— BEGIN —

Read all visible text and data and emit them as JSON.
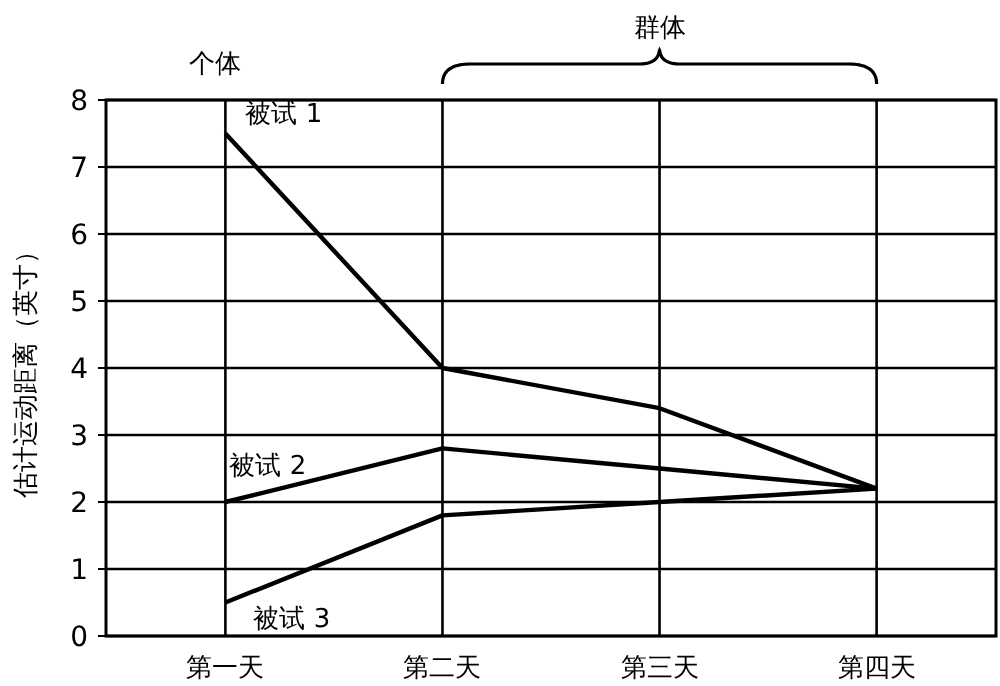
{
  "chart_data": {
    "type": "line",
    "ylabel": "估计运动距离（英寸）",
    "categories": [
      "第一天",
      "第二天",
      "第三天",
      "第四天"
    ],
    "series": [
      {
        "name": "被试 1",
        "color": "#000000",
        "values": [
          7.5,
          4.0,
          3.4,
          2.2
        ]
      },
      {
        "name": "被试 2",
        "color": "#000000",
        "values": [
          2.0,
          2.8,
          2.5,
          2.2
        ]
      },
      {
        "name": "被试 3",
        "color": "#000000",
        "values": [
          0.5,
          1.8,
          2.0,
          2.2
        ]
      }
    ],
    "ylim": [
      0,
      8
    ],
    "yticks": [
      0,
      1,
      2,
      3,
      4,
      5,
      6,
      7,
      8
    ],
    "grid": true,
    "marker": "none",
    "line_style": "solid",
    "annotations": [
      "个体",
      "群体"
    ]
  }
}
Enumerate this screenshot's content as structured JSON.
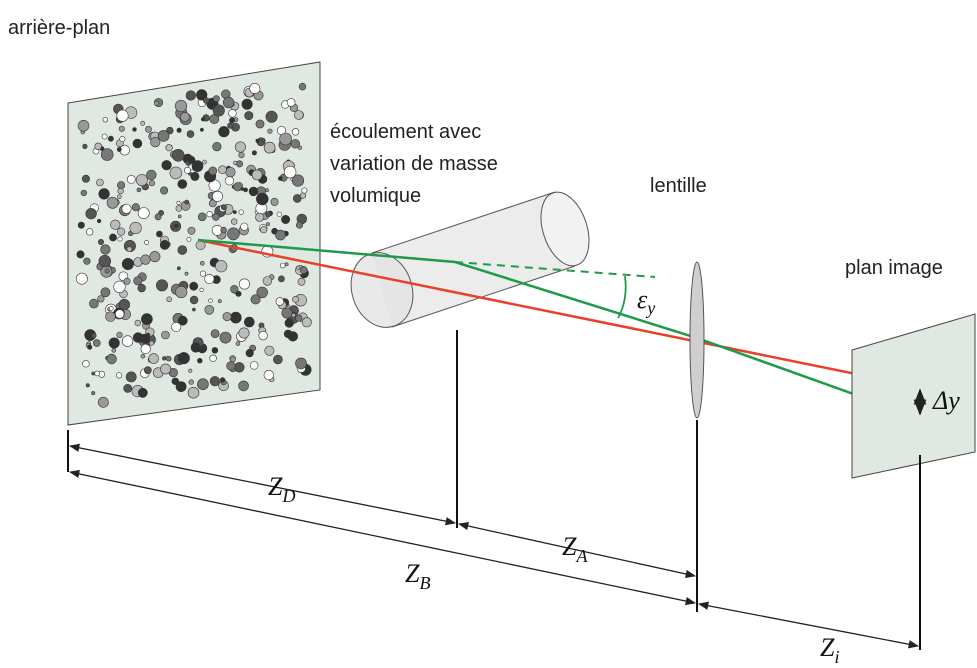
{
  "labels": {
    "background": "arrière-plan",
    "flow": [
      "écoulement avec",
      "variation de masse",
      "volumique"
    ],
    "lens": "lentille",
    "image_plane": "plan image"
  },
  "symbols": {
    "z_d": {
      "base": "Z",
      "sub": "D"
    },
    "z_a": {
      "base": "Z",
      "sub": "A"
    },
    "z_b": {
      "base": "Z",
      "sub": "B"
    },
    "z_i": {
      "base": "Z",
      "sub": "i"
    },
    "epsilon": {
      "base": "ε",
      "sub": "y"
    },
    "delta_y": "Δy"
  }
}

— END —

= What to produce =
Leave the pictures out, and transcribe each of the records exactly.

= Answer to the exercise =
Read all visible text and data and emit them as JSON.
{
  "chart_data": {
    "type": "line",
    "ylabel": "估计运动距离（英寸）",
    "categories": [
      "第一天",
      "第二天",
      "第三天",
      "第四天"
    ],
    "series": [
      {
        "name": "被试 1",
        "color": "#000000",
        "values": [
          7.5,
          4.0,
          3.4,
          2.2
        ]
      },
      {
        "name": "被试 2",
        "color": "#000000",
        "values": [
          2.0,
          2.8,
          2.5,
          2.2
        ]
      },
      {
        "name": "被试 3",
        "color": "#000000",
        "values": [
          0.5,
          1.8,
          2.0,
          2.2
        ]
      }
    ],
    "ylim": [
      0,
      8
    ],
    "yticks": [
      0,
      1,
      2,
      3,
      4,
      5,
      6,
      7,
      8
    ],
    "grid": true,
    "marker": "none",
    "line_style": "solid",
    "annotations": [
      "个体",
      "群体"
    ]
  }
}
Enumerate this screenshot's content as structured JSON.
{
  "labels": {
    "background": "arrière-plan",
    "flow": [
      "écoulement avec",
      "variation de masse",
      "volumique"
    ],
    "lens": "lentille",
    "image_plane": "plan image"
  },
  "symbols": {
    "z_d": {
      "base": "Z",
      "sub": "D"
    },
    "z_a": {
      "base": "Z",
      "sub": "A"
    },
    "z_b": {
      "base": "Z",
      "sub": "B"
    },
    "z_i": {
      "base": "Z",
      "sub": "i"
    },
    "epsilon": {
      "base": "ε",
      "sub": "y"
    },
    "delta_y": "Δy"
  }
}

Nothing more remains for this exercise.